* [What needs to be done]
Which of the lines below hold the word "JSON"? Pull each of them out.
● ● ● ● ● ● ●
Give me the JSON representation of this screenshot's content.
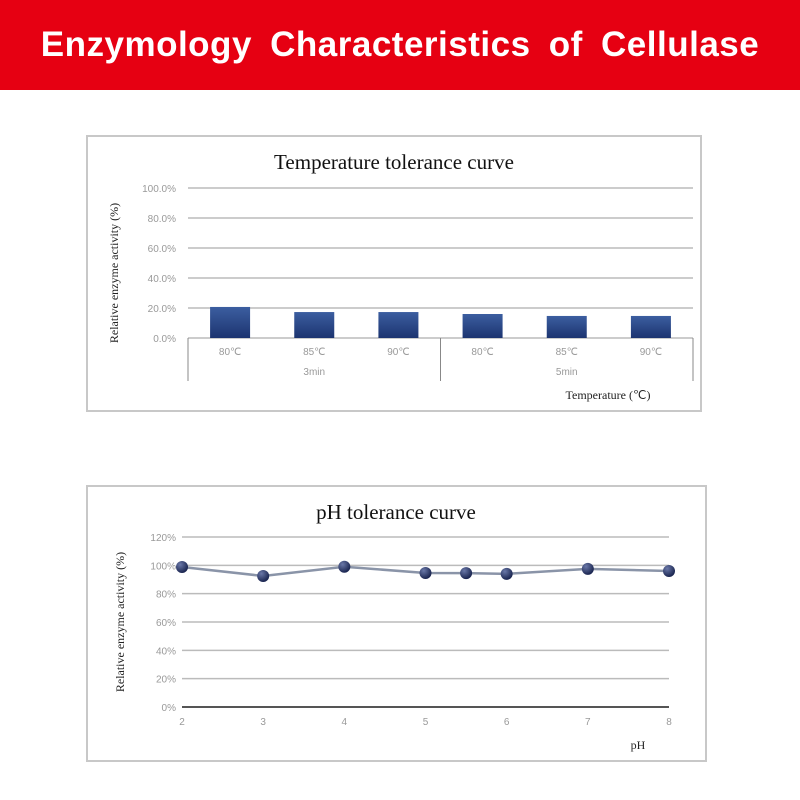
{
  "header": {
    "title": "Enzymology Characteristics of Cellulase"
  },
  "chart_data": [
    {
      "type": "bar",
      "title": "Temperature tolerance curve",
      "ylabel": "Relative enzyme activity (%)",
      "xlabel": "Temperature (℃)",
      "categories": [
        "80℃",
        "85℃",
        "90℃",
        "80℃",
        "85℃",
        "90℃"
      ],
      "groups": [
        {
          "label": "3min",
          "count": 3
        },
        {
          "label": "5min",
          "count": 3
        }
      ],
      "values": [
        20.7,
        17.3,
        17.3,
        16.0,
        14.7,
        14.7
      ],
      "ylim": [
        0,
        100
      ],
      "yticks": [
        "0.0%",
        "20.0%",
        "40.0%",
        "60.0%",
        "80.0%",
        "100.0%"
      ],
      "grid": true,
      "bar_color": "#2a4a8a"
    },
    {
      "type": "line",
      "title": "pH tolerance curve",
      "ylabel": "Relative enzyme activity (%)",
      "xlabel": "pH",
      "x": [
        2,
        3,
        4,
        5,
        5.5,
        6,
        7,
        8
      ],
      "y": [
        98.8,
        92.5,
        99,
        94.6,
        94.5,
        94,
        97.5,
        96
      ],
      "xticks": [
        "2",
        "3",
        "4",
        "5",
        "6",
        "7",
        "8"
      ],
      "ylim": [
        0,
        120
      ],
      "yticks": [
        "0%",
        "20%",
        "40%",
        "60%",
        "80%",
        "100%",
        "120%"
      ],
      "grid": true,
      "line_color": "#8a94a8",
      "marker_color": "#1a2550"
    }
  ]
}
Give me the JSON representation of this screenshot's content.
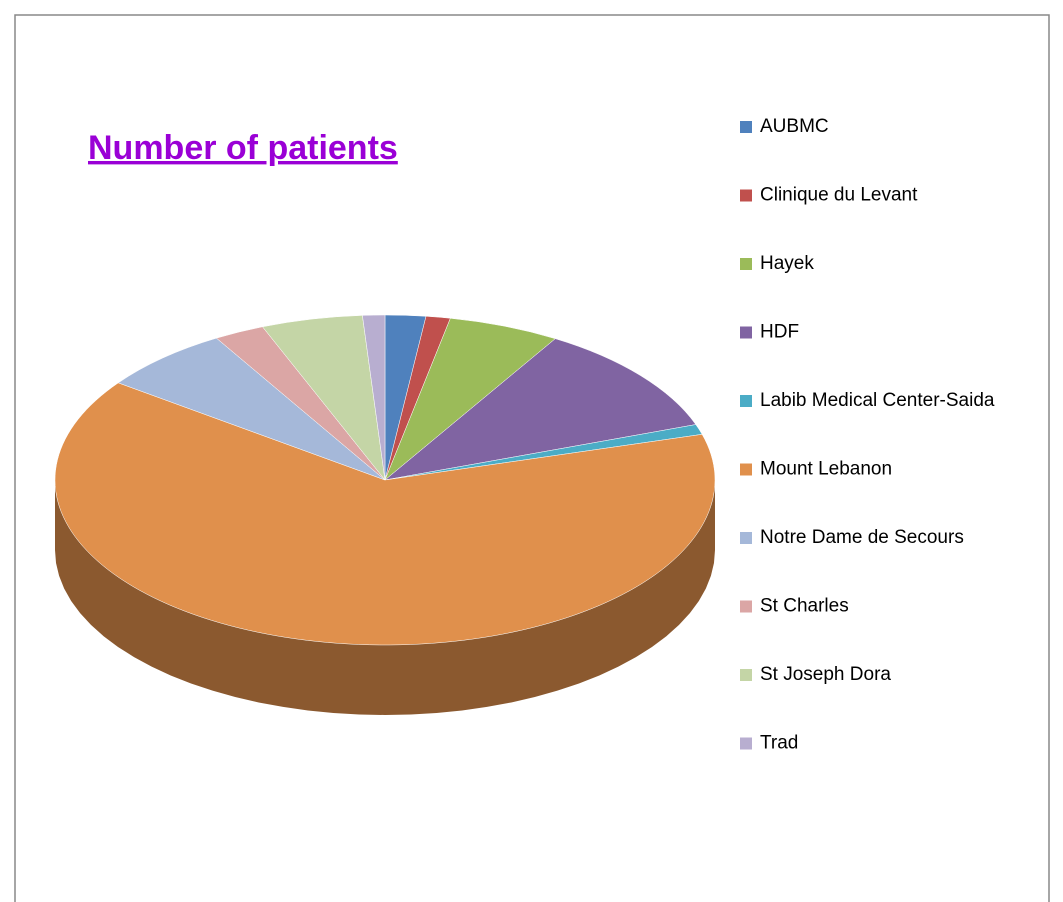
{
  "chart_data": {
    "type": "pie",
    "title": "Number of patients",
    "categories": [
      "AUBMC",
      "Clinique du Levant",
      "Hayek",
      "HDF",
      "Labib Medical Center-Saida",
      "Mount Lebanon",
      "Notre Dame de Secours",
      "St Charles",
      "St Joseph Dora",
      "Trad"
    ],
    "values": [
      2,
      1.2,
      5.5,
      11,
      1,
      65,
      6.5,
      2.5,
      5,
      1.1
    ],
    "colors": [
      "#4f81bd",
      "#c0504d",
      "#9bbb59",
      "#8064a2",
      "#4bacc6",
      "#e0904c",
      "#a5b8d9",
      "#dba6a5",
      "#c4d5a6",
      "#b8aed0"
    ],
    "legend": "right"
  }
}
● ● ● ● ● ● ●
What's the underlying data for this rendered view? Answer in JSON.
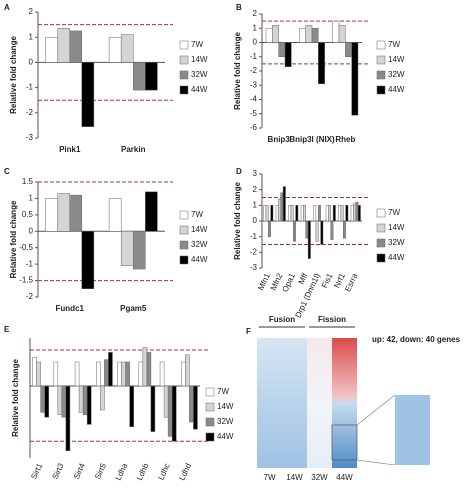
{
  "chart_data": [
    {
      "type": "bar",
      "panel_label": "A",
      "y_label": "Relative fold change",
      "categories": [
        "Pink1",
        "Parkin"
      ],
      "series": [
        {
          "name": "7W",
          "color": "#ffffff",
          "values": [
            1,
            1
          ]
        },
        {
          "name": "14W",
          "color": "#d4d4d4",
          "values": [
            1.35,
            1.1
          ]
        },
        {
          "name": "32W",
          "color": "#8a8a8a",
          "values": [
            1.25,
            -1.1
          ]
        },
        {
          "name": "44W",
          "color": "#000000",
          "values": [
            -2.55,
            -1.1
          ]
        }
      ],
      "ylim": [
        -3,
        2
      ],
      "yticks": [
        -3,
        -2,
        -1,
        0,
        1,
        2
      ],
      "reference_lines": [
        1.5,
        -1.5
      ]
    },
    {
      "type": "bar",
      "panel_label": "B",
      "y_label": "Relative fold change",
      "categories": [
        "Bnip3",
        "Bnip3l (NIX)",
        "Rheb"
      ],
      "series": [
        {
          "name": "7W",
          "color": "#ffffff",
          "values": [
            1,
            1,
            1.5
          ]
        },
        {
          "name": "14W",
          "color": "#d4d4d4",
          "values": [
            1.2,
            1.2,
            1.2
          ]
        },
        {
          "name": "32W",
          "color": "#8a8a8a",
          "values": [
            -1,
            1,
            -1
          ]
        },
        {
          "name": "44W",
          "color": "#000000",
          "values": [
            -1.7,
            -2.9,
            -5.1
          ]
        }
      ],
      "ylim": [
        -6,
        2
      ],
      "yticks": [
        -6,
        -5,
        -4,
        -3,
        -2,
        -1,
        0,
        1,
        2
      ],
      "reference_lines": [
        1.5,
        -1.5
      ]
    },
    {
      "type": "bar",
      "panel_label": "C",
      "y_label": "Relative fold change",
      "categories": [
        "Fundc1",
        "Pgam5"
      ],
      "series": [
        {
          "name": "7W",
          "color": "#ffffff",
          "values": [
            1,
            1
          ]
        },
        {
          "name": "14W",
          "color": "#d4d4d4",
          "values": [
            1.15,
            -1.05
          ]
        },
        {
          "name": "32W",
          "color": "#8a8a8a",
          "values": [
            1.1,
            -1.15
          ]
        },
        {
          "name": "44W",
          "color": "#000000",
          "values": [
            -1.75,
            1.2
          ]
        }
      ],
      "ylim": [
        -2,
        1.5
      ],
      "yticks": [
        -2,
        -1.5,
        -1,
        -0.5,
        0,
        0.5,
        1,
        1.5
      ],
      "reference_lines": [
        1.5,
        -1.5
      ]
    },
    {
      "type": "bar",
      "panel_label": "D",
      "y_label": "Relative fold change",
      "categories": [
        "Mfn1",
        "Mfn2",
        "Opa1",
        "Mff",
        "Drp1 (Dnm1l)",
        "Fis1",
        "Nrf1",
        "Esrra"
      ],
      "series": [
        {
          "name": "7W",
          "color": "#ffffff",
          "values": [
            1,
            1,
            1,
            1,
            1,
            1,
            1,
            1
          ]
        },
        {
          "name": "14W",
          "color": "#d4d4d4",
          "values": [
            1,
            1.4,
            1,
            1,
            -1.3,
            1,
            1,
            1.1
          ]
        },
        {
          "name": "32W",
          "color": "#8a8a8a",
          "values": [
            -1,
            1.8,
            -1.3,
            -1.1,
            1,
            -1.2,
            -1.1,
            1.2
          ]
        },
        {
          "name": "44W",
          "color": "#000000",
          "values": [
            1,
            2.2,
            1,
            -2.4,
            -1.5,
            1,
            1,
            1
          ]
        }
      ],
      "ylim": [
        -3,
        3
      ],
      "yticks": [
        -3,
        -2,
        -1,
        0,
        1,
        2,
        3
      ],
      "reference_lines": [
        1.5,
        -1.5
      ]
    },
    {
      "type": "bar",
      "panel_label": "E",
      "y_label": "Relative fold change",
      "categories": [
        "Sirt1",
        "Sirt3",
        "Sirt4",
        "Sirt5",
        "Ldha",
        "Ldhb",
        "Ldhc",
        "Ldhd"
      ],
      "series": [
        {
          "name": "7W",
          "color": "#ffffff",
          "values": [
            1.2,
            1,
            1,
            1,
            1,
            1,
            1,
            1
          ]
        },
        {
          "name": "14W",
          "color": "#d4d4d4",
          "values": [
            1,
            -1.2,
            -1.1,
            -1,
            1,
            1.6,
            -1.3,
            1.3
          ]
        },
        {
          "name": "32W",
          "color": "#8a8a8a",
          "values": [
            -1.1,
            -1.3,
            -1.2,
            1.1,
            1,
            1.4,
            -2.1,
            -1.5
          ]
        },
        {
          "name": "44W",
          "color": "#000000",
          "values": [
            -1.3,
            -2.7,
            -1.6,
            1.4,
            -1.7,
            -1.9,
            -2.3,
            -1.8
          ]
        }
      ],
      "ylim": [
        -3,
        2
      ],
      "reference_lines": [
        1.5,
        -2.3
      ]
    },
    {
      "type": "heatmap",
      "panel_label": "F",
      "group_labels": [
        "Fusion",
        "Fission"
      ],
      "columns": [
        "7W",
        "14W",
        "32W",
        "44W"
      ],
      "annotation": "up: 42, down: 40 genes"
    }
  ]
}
● ● ● ● ● ● ●
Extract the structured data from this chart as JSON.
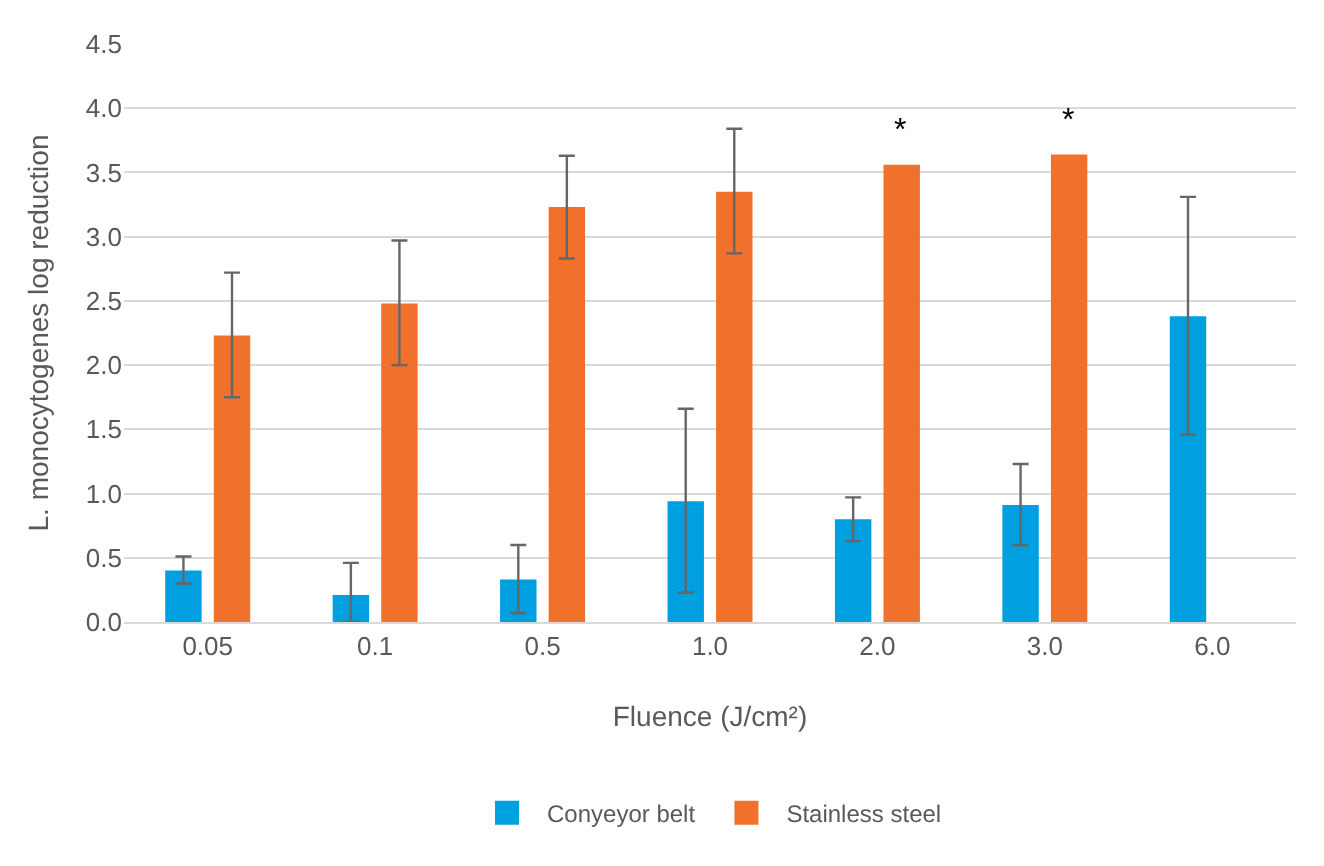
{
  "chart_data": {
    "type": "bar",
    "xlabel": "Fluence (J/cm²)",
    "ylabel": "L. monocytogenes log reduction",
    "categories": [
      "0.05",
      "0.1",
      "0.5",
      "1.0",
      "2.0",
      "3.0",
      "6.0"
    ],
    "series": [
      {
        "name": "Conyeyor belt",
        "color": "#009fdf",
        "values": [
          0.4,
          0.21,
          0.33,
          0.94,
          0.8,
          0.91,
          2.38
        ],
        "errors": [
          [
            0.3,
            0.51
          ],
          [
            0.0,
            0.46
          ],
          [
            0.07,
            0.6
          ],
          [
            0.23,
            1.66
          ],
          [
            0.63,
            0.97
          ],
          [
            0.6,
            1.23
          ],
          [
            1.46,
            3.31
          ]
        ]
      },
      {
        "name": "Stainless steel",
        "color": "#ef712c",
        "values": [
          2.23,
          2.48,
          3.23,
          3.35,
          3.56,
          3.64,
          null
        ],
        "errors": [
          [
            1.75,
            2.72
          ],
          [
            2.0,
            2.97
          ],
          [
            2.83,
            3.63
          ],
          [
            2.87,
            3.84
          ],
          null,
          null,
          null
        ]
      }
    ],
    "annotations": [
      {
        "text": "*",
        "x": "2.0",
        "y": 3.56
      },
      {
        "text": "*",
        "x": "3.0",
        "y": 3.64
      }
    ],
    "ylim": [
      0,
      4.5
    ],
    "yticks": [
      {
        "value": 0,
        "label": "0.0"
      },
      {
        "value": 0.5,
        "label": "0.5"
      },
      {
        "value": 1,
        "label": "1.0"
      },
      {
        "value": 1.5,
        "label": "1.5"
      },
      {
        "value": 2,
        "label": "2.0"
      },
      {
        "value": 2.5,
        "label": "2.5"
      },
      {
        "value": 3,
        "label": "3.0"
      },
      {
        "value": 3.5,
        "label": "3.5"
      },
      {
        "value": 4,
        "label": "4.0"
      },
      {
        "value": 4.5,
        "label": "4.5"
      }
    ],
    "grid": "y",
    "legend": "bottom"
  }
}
● ● ● ● ● ● ●
* [Problem solution]
Give me the JSON representation of this screenshot's content.
Give me the JSON representation of this screenshot's content.
What's the underlying data for this rendered view? Answer in JSON.
Extract the structured data from this chart as JSON.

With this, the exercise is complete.